_REQUIRED TASK_
Repeat each line of the material exactly.

_LISTING_

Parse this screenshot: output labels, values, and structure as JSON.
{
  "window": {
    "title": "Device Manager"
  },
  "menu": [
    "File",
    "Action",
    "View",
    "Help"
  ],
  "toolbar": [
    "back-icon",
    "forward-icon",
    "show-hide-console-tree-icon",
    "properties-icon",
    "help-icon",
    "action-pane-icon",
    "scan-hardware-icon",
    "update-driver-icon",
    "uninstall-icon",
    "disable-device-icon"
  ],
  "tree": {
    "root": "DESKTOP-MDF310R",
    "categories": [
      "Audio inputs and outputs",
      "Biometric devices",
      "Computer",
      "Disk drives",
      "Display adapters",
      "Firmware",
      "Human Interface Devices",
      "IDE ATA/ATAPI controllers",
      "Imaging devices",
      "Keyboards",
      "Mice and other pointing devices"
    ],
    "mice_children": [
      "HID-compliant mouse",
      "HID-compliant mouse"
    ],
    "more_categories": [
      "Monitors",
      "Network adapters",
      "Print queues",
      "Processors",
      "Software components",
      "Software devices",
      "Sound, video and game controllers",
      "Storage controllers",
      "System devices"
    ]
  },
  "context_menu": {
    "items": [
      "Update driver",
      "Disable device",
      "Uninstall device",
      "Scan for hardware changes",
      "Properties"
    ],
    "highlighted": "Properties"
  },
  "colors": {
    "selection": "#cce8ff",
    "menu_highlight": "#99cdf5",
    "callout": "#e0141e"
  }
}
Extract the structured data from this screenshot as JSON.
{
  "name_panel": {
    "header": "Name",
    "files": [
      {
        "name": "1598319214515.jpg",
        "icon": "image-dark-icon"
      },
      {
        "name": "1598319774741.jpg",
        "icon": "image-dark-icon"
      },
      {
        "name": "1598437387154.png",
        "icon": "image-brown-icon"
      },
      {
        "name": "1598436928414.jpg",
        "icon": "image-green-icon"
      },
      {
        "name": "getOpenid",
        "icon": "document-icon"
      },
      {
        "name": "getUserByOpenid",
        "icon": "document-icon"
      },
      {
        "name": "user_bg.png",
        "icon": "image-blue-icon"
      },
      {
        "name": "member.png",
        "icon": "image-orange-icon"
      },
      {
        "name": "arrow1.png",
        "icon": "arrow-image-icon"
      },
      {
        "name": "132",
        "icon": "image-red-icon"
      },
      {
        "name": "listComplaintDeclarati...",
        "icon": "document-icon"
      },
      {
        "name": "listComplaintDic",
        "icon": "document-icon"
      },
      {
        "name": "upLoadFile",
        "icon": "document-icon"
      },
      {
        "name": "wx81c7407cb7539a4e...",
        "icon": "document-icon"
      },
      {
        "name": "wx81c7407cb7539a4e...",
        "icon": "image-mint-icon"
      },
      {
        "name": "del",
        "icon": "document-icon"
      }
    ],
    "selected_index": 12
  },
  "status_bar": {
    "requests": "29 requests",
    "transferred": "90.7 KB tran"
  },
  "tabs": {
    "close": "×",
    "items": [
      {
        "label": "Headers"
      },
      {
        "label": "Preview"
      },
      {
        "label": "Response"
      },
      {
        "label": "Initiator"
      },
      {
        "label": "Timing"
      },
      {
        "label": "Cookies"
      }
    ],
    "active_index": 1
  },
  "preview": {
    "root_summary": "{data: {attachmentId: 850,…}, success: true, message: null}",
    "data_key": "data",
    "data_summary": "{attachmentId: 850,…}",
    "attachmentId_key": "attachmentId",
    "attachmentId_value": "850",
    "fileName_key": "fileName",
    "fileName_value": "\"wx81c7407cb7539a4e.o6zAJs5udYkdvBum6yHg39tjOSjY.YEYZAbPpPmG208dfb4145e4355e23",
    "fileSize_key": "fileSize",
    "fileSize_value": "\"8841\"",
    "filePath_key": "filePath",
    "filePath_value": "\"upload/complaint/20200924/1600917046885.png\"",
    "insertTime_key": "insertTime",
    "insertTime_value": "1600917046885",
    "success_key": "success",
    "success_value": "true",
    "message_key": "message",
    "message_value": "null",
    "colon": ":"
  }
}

_TASK SOLUTION_
Parse this screenshot: output labels, values, and structure as JSON.
{
  "window": {
    "title": "Device Manager"
  },
  "menu": [
    "File",
    "Action",
    "View",
    "Help"
  ],
  "toolbar": [
    "back-icon",
    "forward-icon",
    "show-hide-console-tree-icon",
    "properties-icon",
    "help-icon",
    "action-pane-icon",
    "scan-hardware-icon",
    "update-driver-icon",
    "uninstall-icon",
    "disable-device-icon"
  ],
  "tree": {
    "root": "DESKTOP-MDF310R",
    "categories": [
      "Audio inputs and outputs",
      "Biometric devices",
      "Computer",
      "Disk drives",
      "Display adapters",
      "Firmware",
      "Human Interface Devices",
      "IDE ATA/ATAPI controllers",
      "Imaging devices",
      "Keyboards",
      "Mice and other pointing devices"
    ],
    "mice_children": [
      "HID-compliant mouse",
      "HID-compliant mouse"
    ],
    "more_categories": [
      "Monitors",
      "Network adapters",
      "Print queues",
      "Processors",
      "Software components",
      "Software devices",
      "Sound, video and game controllers",
      "Storage controllers",
      "System devices"
    ]
  },
  "context_menu": {
    "items": [
      "Update driver",
      "Disable device",
      "Uninstall device",
      "Scan for hardware changes",
      "Properties"
    ],
    "highlighted": "Properties"
  },
  "colors": {
    "selection": "#cce8ff",
    "menu_highlight": "#99cdf5",
    "callout": "#e0141e"
  }
}
Extract the structured data from this screenshot as JSON.
{
  "name_panel": {
    "header": "Name",
    "files": [
      {
        "name": "1598319214515.jpg",
        "icon": "image-dark-icon"
      },
      {
        "name": "1598319774741.jpg",
        "icon": "image-dark-icon"
      },
      {
        "name": "1598437387154.png",
        "icon": "image-brown-icon"
      },
      {
        "name": "1598436928414.jpg",
        "icon": "image-green-icon"
      },
      {
        "name": "getOpenid",
        "icon": "document-icon"
      },
      {
        "name": "getUserByOpenid",
        "icon": "document-icon"
      },
      {
        "name": "user_bg.png",
        "icon": "image-blue-icon"
      },
      {
        "name": "member.png",
        "icon": "image-orange-icon"
      },
      {
        "name": "arrow1.png",
        "icon": "arrow-image-icon"
      },
      {
        "name": "132",
        "icon": "image-red-icon"
      },
      {
        "name": "listComplaintDeclarati...",
        "icon": "document-icon"
      },
      {
        "name": "listComplaintDic",
        "icon": "document-icon"
      },
      {
        "name": "upLoadFile",
        "icon": "document-icon"
      },
      {
        "name": "wx81c7407cb7539a4e...",
        "icon": "document-icon"
      },
      {
        "name": "wx81c7407cb7539a4e...",
        "icon": "image-mint-icon"
      },
      {
        "name": "del",
        "icon": "document-icon"
      }
    ],
    "selected_index": 12
  },
  "status_bar": {
    "requests": "29 requests",
    "transferred": "90.7 KB tran"
  },
  "tabs": {
    "close": "×",
    "items": [
      {
        "label": "Headers"
      },
      {
        "label": "Preview"
      },
      {
        "label": "Response"
      },
      {
        "label": "Initiator"
      },
      {
        "label": "Timing"
      },
      {
        "label": "Cookies"
      }
    ],
    "active_index": 1
  },
  "preview": {
    "root_summary": "{data: {attachmentId: 850,…}, success: true, message: null}",
    "data_key": "data",
    "data_summary": "{attachmentId: 850,…}",
    "attachmentId_key": "attachmentId",
    "attachmentId_value": "850",
    "fileName_key": "fileName",
    "fileName_value": "\"wx81c7407cb7539a4e.o6zAJs5udYkdvBum6yHg39tjOSjY.YEYZAbPpPmG208dfb4145e4355e23",
    "fileSize_key": "fileSize",
    "fileSize_value": "\"8841\"",
    "filePath_key": "filePath",
    "filePath_value": "\"upload/complaint/20200924/1600917046885.png\"",
    "insertTime_key": "insertTime",
    "insertTime_value": "1600917046885",
    "success_key": "success",
    "success_value": "true",
    "message_key": "message",
    "message_value": "null",
    "colon": ":"
  }
}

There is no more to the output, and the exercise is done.